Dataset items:
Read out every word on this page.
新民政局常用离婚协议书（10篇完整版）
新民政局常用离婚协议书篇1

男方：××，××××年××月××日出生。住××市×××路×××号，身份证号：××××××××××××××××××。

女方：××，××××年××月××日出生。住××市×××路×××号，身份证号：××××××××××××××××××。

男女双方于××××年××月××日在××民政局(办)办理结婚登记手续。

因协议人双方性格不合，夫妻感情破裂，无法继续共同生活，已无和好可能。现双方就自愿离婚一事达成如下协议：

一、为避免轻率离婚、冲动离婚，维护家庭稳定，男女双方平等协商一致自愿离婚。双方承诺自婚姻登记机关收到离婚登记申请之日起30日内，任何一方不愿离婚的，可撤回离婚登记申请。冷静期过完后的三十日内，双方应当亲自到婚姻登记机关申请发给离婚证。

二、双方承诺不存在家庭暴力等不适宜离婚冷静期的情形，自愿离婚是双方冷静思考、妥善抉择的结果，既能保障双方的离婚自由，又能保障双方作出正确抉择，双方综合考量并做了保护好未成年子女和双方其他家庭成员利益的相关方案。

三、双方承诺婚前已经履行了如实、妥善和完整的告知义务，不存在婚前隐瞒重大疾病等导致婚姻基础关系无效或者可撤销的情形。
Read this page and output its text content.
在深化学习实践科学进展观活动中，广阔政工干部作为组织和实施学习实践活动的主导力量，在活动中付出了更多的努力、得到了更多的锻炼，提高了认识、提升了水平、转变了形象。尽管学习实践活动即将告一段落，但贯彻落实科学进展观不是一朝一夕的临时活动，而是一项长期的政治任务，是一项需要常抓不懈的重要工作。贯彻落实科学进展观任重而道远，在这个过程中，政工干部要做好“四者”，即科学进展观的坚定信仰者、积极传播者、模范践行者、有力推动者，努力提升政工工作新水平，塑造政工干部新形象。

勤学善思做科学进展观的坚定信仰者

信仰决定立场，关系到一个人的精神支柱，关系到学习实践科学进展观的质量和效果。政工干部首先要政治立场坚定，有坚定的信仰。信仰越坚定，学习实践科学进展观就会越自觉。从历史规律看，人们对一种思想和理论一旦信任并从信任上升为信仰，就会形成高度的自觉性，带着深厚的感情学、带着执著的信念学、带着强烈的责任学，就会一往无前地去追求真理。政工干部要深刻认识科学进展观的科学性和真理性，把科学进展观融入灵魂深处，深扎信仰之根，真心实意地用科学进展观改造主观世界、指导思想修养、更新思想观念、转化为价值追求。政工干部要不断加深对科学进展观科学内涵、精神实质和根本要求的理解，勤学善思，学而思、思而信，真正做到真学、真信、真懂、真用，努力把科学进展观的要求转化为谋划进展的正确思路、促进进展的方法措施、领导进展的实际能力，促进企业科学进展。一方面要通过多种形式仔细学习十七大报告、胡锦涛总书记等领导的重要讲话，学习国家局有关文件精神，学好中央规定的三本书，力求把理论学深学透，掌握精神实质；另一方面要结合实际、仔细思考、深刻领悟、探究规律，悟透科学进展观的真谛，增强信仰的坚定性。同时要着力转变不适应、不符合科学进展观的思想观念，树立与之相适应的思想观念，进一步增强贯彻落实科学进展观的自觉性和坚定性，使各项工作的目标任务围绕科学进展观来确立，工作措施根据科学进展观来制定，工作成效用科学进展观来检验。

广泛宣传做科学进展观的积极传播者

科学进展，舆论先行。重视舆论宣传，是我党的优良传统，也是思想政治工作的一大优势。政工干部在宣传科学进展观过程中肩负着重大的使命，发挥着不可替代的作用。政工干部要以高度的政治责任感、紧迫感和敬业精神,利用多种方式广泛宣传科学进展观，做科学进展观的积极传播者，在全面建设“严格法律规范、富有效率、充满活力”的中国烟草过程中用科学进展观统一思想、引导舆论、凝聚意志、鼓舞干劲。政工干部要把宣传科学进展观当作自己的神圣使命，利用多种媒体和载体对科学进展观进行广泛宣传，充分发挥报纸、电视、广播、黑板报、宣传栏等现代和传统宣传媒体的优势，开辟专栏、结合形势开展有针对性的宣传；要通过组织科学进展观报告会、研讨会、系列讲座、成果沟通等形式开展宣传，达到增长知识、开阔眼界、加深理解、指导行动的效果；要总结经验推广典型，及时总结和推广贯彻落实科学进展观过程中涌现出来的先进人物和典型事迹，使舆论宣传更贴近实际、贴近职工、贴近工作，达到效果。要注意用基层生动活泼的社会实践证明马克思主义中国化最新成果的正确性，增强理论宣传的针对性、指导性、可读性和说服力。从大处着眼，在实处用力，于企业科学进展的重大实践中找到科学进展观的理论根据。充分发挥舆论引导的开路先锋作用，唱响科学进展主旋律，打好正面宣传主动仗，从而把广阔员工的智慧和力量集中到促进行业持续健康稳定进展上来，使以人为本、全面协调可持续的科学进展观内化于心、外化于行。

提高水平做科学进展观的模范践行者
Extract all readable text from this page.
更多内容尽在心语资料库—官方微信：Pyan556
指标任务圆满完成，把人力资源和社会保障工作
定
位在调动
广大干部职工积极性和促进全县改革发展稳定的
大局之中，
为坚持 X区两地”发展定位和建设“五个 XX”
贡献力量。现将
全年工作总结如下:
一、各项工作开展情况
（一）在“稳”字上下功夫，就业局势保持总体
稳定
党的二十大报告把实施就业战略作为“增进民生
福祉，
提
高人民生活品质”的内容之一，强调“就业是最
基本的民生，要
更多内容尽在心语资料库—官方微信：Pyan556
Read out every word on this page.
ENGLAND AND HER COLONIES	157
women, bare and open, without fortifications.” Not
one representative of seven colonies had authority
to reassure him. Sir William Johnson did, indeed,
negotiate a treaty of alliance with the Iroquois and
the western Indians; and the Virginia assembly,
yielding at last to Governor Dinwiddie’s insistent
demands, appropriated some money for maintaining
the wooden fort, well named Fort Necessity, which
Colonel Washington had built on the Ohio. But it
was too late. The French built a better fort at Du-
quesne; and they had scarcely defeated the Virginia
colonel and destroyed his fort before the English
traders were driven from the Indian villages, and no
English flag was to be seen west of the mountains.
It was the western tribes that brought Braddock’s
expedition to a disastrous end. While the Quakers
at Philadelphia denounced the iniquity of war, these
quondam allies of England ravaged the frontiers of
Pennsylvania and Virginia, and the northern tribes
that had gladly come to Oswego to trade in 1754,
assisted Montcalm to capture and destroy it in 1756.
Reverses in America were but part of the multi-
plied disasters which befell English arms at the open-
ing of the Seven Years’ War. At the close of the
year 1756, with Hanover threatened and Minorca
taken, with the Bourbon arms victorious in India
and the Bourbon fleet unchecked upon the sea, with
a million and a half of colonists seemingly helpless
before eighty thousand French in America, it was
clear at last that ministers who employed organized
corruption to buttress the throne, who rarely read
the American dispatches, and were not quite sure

- _WHAT IS NEEDED_
Faithfully copy every entry, leaving nothing out.

- _RESULT OF THIS EXERCISE_
Read out every word on this page.
新民政局常用离婚协议书（10篇完整版）
新民政局常用离婚协议书篇1

男方：××，××××年××月××日出生。住××市×××路×××号，身份证号：××××××××××××××××××。

女方：××，××××年××月××日出生。住××市×××路×××号，身份证号：××××××××××××××××××。

男女双方于××××年××月××日在××民政局(办)办理结婚登记手续。

因协议人双方性格不合，夫妻感情破裂，无法继续共同生活，已无和好可能。现双方就自愿离婚一事达成如下协议：

一、为避免轻率离婚、冲动离婚，维护家庭稳定，男女双方平等协商一致自愿离婚。双方承诺自婚姻登记机关收到离婚登记申请之日起30日内，任何一方不愿离婚的，可撤回离婚登记申请。冷静期过完后的三十日内，双方应当亲自到婚姻登记机关申请发给离婚证。

二、双方承诺不存在家庭暴力等不适宜离婚冷静期的情形，自愿离婚是双方冷静思考、妥善抉择的结果，既能保障双方的离婚自由，又能保障双方作出正确抉择，双方综合考量并做了保护好未成年子女和双方其他家庭成员利益的相关方案。

三、双方承诺婚前已经履行了如实、妥善和完整的告知义务，不存在婚前隐瞒重大疾病等导致婚姻基础关系无效或者可撤销的情形。
Read this page and output its text content.
在深化学习实践科学进展观活动中，广阔政工干部作为组织和实施学习实践活动的主导力量，在活动中付出了更多的努力、得到了更多的锻炼，提高了认识、提升了水平、转变了形象。尽管学习实践活动即将告一段落，但贯彻落实科学进展观不是一朝一夕的临时活动，而是一项长期的政治任务，是一项需要常抓不懈的重要工作。贯彻落实科学进展观任重而道远，在这个过程中，政工干部要做好“四者”，即科学进展观的坚定信仰者、积极传播者、模范践行者、有力推动者，努力提升政工工作新水平，塑造政工干部新形象。

勤学善思做科学进展观的坚定信仰者

信仰决定立场，关系到一个人的精神支柱，关系到学习实践科学进展观的质量和效果。政工干部首先要政治立场坚定，有坚定的信仰。信仰越坚定，学习实践科学进展观就会越自觉。从历史规律看，人们对一种思想和理论一旦信任并从信任上升为信仰，就会形成高度的自觉性，带着深厚的感情学、带着执著的信念学、带着强烈的责任学，就会一往无前地去追求真理。政工干部要深刻认识科学进展观的科学性和真理性，把科学进展观融入灵魂深处，深扎信仰之根，真心实意地用科学进展观改造主观世界、指导思想修养、更新思想观念、转化为价值追求。政工干部要不断加深对科学进展观科学内涵、精神实质和根本要求的理解，勤学善思，学而思、思而信，真正做到真学、真信、真懂、真用，努力把科学进展观的要求转化为谋划进展的正确思路、促进进展的方法措施、领导进展的实际能力，促进企业科学进展。一方面要通过多种形式仔细学习十七大报告、胡锦涛总书记等领导的重要讲话，学习国家局有关文件精神，学好中央规定的三本书，力求把理论学深学透，掌握精神实质；另一方面要结合实际、仔细思考、深刻领悟、探究规律，悟透科学进展观的真谛，增强信仰的坚定性。同时要着力转变不适应、不符合科学进展观的思想观念，树立与之相适应的思想观念，进一步增强贯彻落实科学进展观的自觉性和坚定性，使各项工作的目标任务围绕科学进展观来确立，工作措施根据科学进展观来制定，工作成效用科学进展观来检验。

广泛宣传做科学进展观的积极传播者

科学进展，舆论先行。重视舆论宣传，是我党的优良传统，也是思想政治工作的一大优势。政工干部在宣传科学进展观过程中肩负着重大的使命，发挥着不可替代的作用。政工干部要以高度的政治责任感、紧迫感和敬业精神,利用多种方式广泛宣传科学进展观，做科学进展观的积极传播者，在全面建设“严格法律规范、富有效率、充满活力”的中国烟草过程中用科学进展观统一思想、引导舆论、凝聚意志、鼓舞干劲。政工干部要把宣传科学进展观当作自己的神圣使命，利用多种媒体和载体对科学进展观进行广泛宣传，充分发挥报纸、电视、广播、黑板报、宣传栏等现代和传统宣传媒体的优势，开辟专栏、结合形势开展有针对性的宣传；要通过组织科学进展观报告会、研讨会、系列讲座、成果沟通等形式开展宣传，达到增长知识、开阔眼界、加深理解、指导行动的效果；要总结经验推广典型，及时总结和推广贯彻落实科学进展观过程中涌现出来的先进人物和典型事迹，使舆论宣传更贴近实际、贴近职工、贴近工作，达到效果。要注意用基层生动活泼的社会实践证明马克思主义中国化最新成果的正确性，增强理论宣传的针对性、指导性、可读性和说服力。从大处着眼，在实处用力，于企业科学进展的重大实践中找到科学进展观的理论根据。充分发挥舆论引导的开路先锋作用，唱响科学进展主旋律，打好正面宣传主动仗，从而把广阔员工的智慧和力量集中到促进行业持续健康稳定进展上来，使以人为本、全面协调可持续的科学进展观内化于心、外化于行。

提高水平做科学进展观的模范践行者
Extract all readable text from this page.
更多内容尽在心语资料库—官方微信：Pyan556
指标任务圆满完成，把人力资源和社会保障工作
定
位在调动
广大干部职工积极性和促进全县改革发展稳定的
大局之中，
为坚持 X区两地”发展定位和建设“五个 XX”
贡献力量。现将
全年工作总结如下:
一、各项工作开展情况
（一）在“稳”字上下功夫，就业局势保持总体
稳定
党的二十大报告把实施就业战略作为“增进民生
福祉，
提
高人民生活品质”的内容之一，强调“就业是最
基本的民生，要
更多内容尽在心语资料库—官方微信：Pyan556
Read out every word on this page.
ENGLAND AND HER COLONIES	157
women, bare and open, without fortifications.” Not
one representative of seven colonies had authority
to reassure him. Sir William Johnson did, indeed,
negotiate a treaty of alliance with the Iroquois and
the western Indians; and the Virginia assembly,
yielding at last to Governor Dinwiddie’s insistent
demands, appropriated some money for maintaining
the wooden fort, well named Fort Necessity, which
Colonel Washington had built on the Ohio. But it
was too late. The French built a better fort at Du-
quesne; and they had scarcely defeated the Virginia
colonel and destroyed his fort before the English
traders were driven from the Indian villages, and no
English flag was to be seen west of the mountains.
It was the western tribes that brought Braddock’s
expedition to a disastrous end. While the Quakers
at Philadelphia denounced the iniquity of war, these
quondam allies of England ravaged the frontiers of
Pennsylvania and Virginia, and the northern tribes
that had gladly come to Oswego to trade in 1754,
assisted Montcalm to capture and destroy it in 1756.
Reverses in America were but part of the multi-
plied disasters which befell English arms at the open-
ing of the Seven Years’ War. At the close of the
year 1756, with Hanover threatened and Minorca
taken, with the Bourbon arms victorious in India
and the Bourbon fleet unchecked upon the sea, with
a million and a half of colonists seemingly helpless
before eighty thousand French in America, it was
clear at last that ministers who employed organized
corruption to buttress the throne, who rarely read
the American dispatches, and were not quite sure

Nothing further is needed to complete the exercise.